→ **Source extract**
###
# Are we married, or are we room mates?



## roguebrittany (Apr 3, 2011)

I've only been on this site for an hour or so, but already is seems like this is maybe the place I need to be to get some answers. 

I'm very confused. I've been with my husband for about two years now, married for 2 months. Things were great up until about 6 months ago (when we got an apartment together). We used to have sex 3 or 4 times a week, if not nightly. Things were good, great really. But, almost as soon as we moved in here, we stopped having sex so often.. normally about once a week, maybe twice "if he felt like it". Now, however, its a miracle if we have sex twice a month. 

I feel terrible about this. He tells me he's attracted to me (I was concerned at first, as I gained a little weight). He tells me that he likes it. I try to keep it interesting and new. Maybe I'm trying too hard? Maybe I'm weird? He makes me feel weird that every few days I want to be intimate with him. There is no longer any affection, in or out of bed. A peck on the lips & occasionally holding hands is about all the "intimacy" there is between us. 

He's cheated on me before, so obviously, my mind goes "there". I think that's normal.. I don't know. I just feel ugly, unwanted, alone, and tempted to go else where. But I doubt that would ever happen, I do love him. I just don't know what to do anymore..


----------



## magnoliagal (Mar 30, 2011)

What happened with the move? I mean I've been where you are and it started right after we got married AND moved. My weight gain was part of the issue because I put on 25 pounds and my dh likes me thin. Oh he said he was still attracted to me but he lied to save my feelings. He withdrew then I got angry and so began a cycle of 7 years of us basically living like roomates. He hated living there (we moved far away) so this wasn't all my problem but how I handled it made it worse (emotional eating, bouts of rage, etc.)

I'm no expert and these issues can be so complicated. I'm just telling you my story and to let you know you aren't alone. Mine has a happy ended. It took marriage counseling to get us back on track so we were at least having sex more than once a month. It took me working on myself (losing weight, taking care of myself and being happier/more approachable) to get it to where it is now (2-4 times a week).


----------



## 62shelby (Feb 11, 2011)

I am sorry I dont have any answers for you, its a lot like that for me too. I was living in Canada and actually moved here for us to be married, prior to that when we visited each other I had to pry him off me with a crowbar. Then I moved here and all the intimacy started disappearing. We have sex maybe twice a month will sometimes go more than a month, and I have a HD plus I really like to feel wanted, so its not working for me. I have actually said to him that I dont want a room mate because thats what we are. After not talking about anything let alone talking about something for over a week, we had a talk the other night and I asked him what he thought this relationship would be like. He said you doing your thing and me doing mine. I said thats not a relationship thats two people living in the same house doing their own thing, you know room mates. I put on weight when I moved here, I am an athlete and do a lot of yoga, but I have stress related metabolic issues and now take thyroid medication. I have not control over my body comp. I also found out that he still uses Penthouse letters to get off, instead of having sex with me. Now I am still pretty easy on the eye, I am about 10lbs over where I should be. On the weekend we were on our way to a family thing, and had to pick up something from a bakery. I was wearing skinny jeans and short boots, the men in the bakery well their tongues were hanging on the floor when I walked in. I got a lot of attention. Then we were at my SIL and the nanny walks in, nothing special to look at, but younger, she was wearing boots and his head was on a swivel. I was so mad.
###
→ **Provided data**
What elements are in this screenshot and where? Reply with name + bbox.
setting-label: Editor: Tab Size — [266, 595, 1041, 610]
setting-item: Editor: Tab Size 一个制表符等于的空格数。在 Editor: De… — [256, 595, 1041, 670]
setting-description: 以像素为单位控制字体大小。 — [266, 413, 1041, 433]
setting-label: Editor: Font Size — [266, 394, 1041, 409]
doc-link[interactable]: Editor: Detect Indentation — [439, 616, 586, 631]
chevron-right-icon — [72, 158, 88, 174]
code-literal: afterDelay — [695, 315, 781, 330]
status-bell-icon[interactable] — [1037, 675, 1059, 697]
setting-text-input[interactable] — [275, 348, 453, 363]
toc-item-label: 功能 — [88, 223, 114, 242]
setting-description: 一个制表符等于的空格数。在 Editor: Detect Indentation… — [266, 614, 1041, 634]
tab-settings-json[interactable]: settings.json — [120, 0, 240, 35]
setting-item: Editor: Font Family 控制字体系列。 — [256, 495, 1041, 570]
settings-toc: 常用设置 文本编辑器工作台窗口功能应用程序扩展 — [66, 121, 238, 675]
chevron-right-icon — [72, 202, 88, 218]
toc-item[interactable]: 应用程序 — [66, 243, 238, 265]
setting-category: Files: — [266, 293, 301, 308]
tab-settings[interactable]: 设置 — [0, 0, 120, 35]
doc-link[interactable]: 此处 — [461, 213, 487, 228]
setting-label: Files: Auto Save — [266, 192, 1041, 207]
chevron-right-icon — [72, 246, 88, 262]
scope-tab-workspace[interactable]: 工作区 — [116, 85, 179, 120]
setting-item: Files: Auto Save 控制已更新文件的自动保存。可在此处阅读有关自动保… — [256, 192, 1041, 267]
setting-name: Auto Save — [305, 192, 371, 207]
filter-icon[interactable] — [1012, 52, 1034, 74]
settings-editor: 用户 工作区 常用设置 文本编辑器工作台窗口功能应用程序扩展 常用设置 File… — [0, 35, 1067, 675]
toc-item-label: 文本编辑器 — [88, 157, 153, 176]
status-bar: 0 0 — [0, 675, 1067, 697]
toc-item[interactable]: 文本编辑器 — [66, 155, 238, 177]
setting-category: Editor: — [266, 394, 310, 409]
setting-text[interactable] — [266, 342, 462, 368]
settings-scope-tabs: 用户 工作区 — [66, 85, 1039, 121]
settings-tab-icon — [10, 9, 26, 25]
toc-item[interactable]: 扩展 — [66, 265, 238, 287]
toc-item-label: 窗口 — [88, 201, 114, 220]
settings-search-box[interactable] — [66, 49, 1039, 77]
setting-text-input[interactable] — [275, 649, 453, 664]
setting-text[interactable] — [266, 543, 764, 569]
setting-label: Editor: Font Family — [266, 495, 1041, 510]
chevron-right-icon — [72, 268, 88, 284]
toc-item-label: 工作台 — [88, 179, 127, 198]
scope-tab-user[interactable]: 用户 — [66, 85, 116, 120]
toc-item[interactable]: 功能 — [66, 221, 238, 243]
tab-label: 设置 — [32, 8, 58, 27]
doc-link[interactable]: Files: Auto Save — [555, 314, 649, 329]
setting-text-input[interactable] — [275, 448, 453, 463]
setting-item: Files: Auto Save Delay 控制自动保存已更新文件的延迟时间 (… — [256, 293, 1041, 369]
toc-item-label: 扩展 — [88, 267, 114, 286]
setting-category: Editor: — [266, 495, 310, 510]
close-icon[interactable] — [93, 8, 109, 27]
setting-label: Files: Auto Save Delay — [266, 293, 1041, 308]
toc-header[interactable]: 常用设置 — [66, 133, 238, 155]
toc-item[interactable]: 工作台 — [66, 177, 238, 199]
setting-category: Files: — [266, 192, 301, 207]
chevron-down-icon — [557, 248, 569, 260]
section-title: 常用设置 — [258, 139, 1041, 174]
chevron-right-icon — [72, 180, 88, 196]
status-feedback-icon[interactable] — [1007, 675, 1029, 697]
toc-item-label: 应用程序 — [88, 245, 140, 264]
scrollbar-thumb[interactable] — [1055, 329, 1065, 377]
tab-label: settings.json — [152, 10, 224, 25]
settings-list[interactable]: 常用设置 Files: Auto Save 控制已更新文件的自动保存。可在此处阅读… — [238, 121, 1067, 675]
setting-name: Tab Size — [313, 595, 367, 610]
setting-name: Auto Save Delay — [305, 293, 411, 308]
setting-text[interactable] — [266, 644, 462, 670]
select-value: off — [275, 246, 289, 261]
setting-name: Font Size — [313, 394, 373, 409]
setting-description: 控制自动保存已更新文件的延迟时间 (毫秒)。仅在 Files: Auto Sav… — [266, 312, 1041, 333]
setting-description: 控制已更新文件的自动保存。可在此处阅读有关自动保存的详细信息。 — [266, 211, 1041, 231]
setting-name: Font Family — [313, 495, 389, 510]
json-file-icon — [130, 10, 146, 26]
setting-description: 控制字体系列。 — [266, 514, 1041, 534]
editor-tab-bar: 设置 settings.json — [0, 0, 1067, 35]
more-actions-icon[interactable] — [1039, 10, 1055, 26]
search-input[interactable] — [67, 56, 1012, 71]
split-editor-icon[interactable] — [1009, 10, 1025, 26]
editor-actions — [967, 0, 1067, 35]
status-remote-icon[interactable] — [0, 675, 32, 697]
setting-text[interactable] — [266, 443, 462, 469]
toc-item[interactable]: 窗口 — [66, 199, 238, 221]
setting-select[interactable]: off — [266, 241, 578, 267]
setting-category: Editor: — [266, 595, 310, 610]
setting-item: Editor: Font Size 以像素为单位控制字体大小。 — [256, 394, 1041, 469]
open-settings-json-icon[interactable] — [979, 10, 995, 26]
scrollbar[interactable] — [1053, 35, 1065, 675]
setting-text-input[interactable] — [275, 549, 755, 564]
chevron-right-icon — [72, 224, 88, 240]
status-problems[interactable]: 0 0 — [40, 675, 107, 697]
###
→ **Task A**
Answer these from the forum thread about marriage and intimacy:
(i) How long had roguebrittany been married at the time of posting?
(ii) How many pounds does magnoliagal say she put on?
(iii) Where was 62shelby living before moving to be married?
→ **Task B**
Reproduce the part of the forum thread between "I'm no expert" and "times a week).", inclusive.
→ **Task C**
Write what comes next in the forum thread about a marriage that feels like living with a roommate, starting after its final sentence.
The material comes from a different source than the forum thread.

→ **Result A**
(i) 2 months
(ii) 25 pounds
(iii) Canada

→ **Result B**
I'm no expert and these issues can be so complicated. I'm just telling you my story and to let you know you aren't alone. Mine has a happy ended. It took marriage counseling to get us back on track so we were at least having sex more than once a month. It took me working on myself (losing weight, taking care of myself and being happier/more approachable) to get it to where it is now (2-4 times a week).

→ **Result C**
The last time we had sex was Monday of last week, he was going on while we were doing it, about how he is going to chase me down and give it to me even if I didnt want it. Ok fella! Go to it! Then I get home on Friday I was doing my CPR certification, and he got home before me, I know he had been into his Penthouse Letters, wtf, couldnt he wait a few hours for me? I knew then also that we wouldnt have sex all weekend because he had sorted himself out. I dont have a problem with it per say if its supplemental to sex, ie I didnt want it as much as him. But here he has a wife, that is willing to do it all the time, wear lingerie, try new things etc, most men would kill for a willing partner and he hits the magazines. 

I really empathize. I hope someone can shed some light. Once in counselling he said that it was because we are around each other all the time. Oh great. that just makes me feel great.


----------



## CrystalPalace (Apr 7, 2011)

The abruptness of the decline might be a red flag that something's seriously amiss.

But frequency isn't the only measure. I had a friend who had sex with his wife nearly every day, then she proclaimed that she was attracted to other women and had been living a lie for (get this) twenty years.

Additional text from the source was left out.